Required task: Look at the entries below and reproduce them exactly.

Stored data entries
[start]
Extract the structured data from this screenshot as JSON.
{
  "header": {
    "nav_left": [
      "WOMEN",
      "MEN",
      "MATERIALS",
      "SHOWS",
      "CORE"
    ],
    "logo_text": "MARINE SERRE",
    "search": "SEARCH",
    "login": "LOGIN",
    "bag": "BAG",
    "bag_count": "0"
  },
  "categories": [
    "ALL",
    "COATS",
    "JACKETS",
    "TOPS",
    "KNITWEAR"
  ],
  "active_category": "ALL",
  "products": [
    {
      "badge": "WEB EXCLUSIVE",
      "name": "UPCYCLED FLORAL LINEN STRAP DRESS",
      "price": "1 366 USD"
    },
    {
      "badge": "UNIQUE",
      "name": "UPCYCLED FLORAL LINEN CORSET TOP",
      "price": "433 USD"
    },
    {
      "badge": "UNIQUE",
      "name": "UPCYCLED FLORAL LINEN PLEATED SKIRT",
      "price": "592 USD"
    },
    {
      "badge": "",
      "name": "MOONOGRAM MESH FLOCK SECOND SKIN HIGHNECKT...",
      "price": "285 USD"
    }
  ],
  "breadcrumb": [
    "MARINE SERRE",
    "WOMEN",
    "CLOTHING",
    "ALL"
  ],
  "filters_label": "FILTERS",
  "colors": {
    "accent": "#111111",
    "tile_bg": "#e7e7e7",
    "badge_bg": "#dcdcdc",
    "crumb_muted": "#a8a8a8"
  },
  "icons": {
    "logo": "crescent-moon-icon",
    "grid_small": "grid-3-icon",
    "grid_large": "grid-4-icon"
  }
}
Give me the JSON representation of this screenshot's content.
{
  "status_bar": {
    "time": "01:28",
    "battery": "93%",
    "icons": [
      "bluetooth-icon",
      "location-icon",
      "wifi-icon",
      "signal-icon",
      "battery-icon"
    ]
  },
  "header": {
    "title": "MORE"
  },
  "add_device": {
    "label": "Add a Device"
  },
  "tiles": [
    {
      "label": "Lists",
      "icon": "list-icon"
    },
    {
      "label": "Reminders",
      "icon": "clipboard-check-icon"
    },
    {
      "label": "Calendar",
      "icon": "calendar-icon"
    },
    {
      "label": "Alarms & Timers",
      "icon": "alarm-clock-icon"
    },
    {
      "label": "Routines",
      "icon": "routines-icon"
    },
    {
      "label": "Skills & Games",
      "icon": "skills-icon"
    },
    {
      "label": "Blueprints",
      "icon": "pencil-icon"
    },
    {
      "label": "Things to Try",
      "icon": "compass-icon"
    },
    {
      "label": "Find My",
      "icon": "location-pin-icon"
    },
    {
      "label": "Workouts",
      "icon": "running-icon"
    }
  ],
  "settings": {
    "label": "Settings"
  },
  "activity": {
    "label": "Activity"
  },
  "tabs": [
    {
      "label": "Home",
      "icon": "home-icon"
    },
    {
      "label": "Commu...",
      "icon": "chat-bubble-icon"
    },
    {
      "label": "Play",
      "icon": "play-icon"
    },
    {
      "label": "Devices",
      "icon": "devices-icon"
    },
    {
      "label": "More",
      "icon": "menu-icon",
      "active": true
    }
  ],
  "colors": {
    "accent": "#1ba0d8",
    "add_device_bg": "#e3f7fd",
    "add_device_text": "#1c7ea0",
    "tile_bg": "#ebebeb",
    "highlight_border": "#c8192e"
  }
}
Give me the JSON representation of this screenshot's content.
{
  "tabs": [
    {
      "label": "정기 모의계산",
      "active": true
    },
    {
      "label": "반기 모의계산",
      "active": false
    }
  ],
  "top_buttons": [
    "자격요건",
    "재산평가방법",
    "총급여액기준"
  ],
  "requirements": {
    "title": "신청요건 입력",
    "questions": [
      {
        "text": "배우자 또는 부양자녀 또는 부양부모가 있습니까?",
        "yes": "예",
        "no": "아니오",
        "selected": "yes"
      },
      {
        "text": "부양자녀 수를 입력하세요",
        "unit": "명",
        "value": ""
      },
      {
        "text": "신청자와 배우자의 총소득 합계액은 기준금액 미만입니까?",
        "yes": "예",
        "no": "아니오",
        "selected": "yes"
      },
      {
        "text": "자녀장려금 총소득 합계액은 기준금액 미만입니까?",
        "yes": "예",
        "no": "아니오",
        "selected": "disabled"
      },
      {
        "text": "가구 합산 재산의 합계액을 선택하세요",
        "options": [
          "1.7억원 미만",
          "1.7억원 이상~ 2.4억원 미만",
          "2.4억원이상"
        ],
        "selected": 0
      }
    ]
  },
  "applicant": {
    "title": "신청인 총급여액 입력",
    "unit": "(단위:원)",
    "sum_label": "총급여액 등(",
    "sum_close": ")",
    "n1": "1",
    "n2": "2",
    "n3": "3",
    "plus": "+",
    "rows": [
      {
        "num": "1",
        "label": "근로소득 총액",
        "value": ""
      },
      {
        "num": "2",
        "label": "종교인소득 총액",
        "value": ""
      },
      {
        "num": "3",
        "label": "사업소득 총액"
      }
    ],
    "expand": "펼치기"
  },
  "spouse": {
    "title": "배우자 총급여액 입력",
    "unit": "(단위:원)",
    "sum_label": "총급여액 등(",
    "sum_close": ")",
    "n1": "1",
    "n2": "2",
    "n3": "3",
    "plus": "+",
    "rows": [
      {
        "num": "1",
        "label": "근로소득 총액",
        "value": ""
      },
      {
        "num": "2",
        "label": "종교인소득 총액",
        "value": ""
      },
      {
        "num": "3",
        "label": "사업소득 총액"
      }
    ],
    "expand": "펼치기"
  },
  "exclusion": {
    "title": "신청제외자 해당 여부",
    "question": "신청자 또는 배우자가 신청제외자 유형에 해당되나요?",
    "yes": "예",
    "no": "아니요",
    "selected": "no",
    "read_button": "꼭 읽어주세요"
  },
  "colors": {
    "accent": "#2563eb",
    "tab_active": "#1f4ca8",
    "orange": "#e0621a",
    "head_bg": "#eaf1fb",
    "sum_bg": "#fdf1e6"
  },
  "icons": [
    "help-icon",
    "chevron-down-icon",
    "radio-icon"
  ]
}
[end]
Exercise output:
Extract the structured data from this screenshot as JSON.
{
  "header": {
    "nav_left": [
      "WOMEN",
      "MEN",
      "MATERIALS",
      "SHOWS",
      "CORE"
    ],
    "logo_text": "MARINE SERRE",
    "search": "SEARCH",
    "login": "LOGIN",
    "bag": "BAG",
    "bag_count": "0"
  },
  "categories": [
    "ALL",
    "COATS",
    "JACKETS",
    "TOPS",
    "KNITWEAR"
  ],
  "active_category": "ALL",
  "products": [
    {
      "badge": "WEB EXCLUSIVE",
      "name": "UPCYCLED FLORAL LINEN STRAP DRESS",
      "price": "1 366 USD"
    },
    {
      "badge": "UNIQUE",
      "name": "UPCYCLED FLORAL LINEN CORSET TOP",
      "price": "433 USD"
    },
    {
      "badge": "UNIQUE",
      "name": "UPCYCLED FLORAL LINEN PLEATED SKIRT",
      "price": "592 USD"
    },
    {
      "badge": "",
      "name": "MOONOGRAM MESH FLOCK SECOND SKIN HIGHNECKT...",
      "price": "285 USD"
    }
  ],
  "breadcrumb": [
    "MARINE SERRE",
    "WOMEN",
    "CLOTHING",
    "ALL"
  ],
  "filters_label": "FILTERS",
  "colors": {
    "accent": "#111111",
    "tile_bg": "#e7e7e7",
    "badge_bg": "#dcdcdc",
    "crumb_muted": "#a8a8a8"
  },
  "icons": {
    "logo": "crescent-moon-icon",
    "grid_small": "grid-3-icon",
    "grid_large": "grid-4-icon"
  }
}
Give me the JSON representation of this screenshot's content.
{
  "status_bar": {
    "time": "01:28",
    "battery": "93%",
    "icons": [
      "bluetooth-icon",
      "location-icon",
      "wifi-icon",
      "signal-icon",
      "battery-icon"
    ]
  },
  "header": {
    "title": "MORE"
  },
  "add_device": {
    "label": "Add a Device"
  },
  "tiles": [
    {
      "label": "Lists",
      "icon": "list-icon"
    },
    {
      "label": "Reminders",
      "icon": "clipboard-check-icon"
    },
    {
      "label": "Calendar",
      "icon": "calendar-icon"
    },
    {
      "label": "Alarms & Timers",
      "icon": "alarm-clock-icon"
    },
    {
      "label": "Routines",
      "icon": "routines-icon"
    },
    {
      "label": "Skills & Games",
      "icon": "skills-icon"
    },
    {
      "label": "Blueprints",
      "icon": "pencil-icon"
    },
    {
      "label": "Things to Try",
      "icon": "compass-icon"
    },
    {
      "label": "Find My",
      "icon": "location-pin-icon"
    },
    {
      "label": "Workouts",
      "icon": "running-icon"
    }
  ],
  "settings": {
    "label": "Settings"
  },
  "activity": {
    "label": "Activity"
  },
  "tabs": [
    {
      "label": "Home",
      "icon": "home-icon"
    },
    {
      "label": "Commu...",
      "icon": "chat-bubble-icon"
    },
    {
      "label": "Play",
      "icon": "play-icon"
    },
    {
      "label": "Devices",
      "icon": "devices-icon"
    },
    {
      "label": "More",
      "icon": "menu-icon",
      "active": true
    }
  ],
  "colors": {
    "accent": "#1ba0d8",
    "add_device_bg": "#e3f7fd",
    "add_device_text": "#1c7ea0",
    "tile_bg": "#ebebeb",
    "highlight_border": "#c8192e"
  }
}
Give me the JSON representation of this screenshot's content.
{
  "tabs": [
    {
      "label": "정기 모의계산",
      "active": true
    },
    {
      "label": "반기 모의계산",
      "active": false
    }
  ],
  "top_buttons": [
    "자격요건",
    "재산평가방법",
    "총급여액기준"
  ],
  "requirements": {
    "title": "신청요건 입력",
    "questions": [
      {
        "text": "배우자 또는 부양자녀 또는 부양부모가 있습니까?",
        "yes": "예",
        "no": "아니오",
        "selected": "yes"
      },
      {
        "text": "부양자녀 수를 입력하세요",
        "unit": "명",
        "value": ""
      },
      {
        "text": "신청자와 배우자의 총소득 합계액은 기준금액 미만입니까?",
        "yes": "예",
        "no": "아니오",
        "selected": "yes"
      },
      {
        "text": "자녀장려금 총소득 합계액은 기준금액 미만입니까?",
        "yes": "예",
        "no": "아니오",
        "selected": "disabled"
      },
      {
        "text": "가구 합산 재산의 합계액을 선택하세요",
        "options": [
          "1.7억원 미만",
          "1.7억원 이상~ 2.4억원 미만",
          "2.4억원이상"
        ],
        "selected": 0
      }
    ]
  },
  "applicant": {
    "title": "신청인 총급여액 입력",
    "unit": "(단위:원)",
    "sum_label": "총급여액 등(",
    "sum_close": ")",
    "n1": "1",
    "n2": "2",
    "n3": "3",
    "plus": "+",
    "rows": [
      {
        "num": "1",
        "label": "근로소득 총액",
        "value": ""
      },
      {
        "num": "2",
        "label": "종교인소득 총액",
        "value": ""
      },
      {
        "num": "3",
        "label": "사업소득 총액"
      }
    ],
    "expand": "펼치기"
  },
  "spouse": {
    "title": "배우자 총급여액 입력",
    "unit": "(단위:원)",
    "sum_label": "총급여액 등(",
    "sum_close": ")",
    "n1": "1",
    "n2": "2",
    "n3": "3",
    "plus": "+",
    "rows": [
      {
        "num": "1",
        "label": "근로소득 총액",
        "value": ""
      },
      {
        "num": "2",
        "label": "종교인소득 총액",
        "value": ""
      },
      {
        "num": "3",
        "label": "사업소득 총액"
      }
    ],
    "expand": "펼치기"
  },
  "exclusion": {
    "title": "신청제외자 해당 여부",
    "question": "신청자 또는 배우자가 신청제외자 유형에 해당되나요?",
    "yes": "예",
    "no": "아니요",
    "selected": "no",
    "read_button": "꼭 읽어주세요"
  },
  "colors": {
    "accent": "#2563eb",
    "tab_active": "#1f4ca8",
    "orange": "#e0621a",
    "head_bg": "#eaf1fb",
    "sum_bg": "#fdf1e6"
  },
  "icons": [
    "help-icon",
    "chevron-down-icon",
    "radio-icon"
  ]
}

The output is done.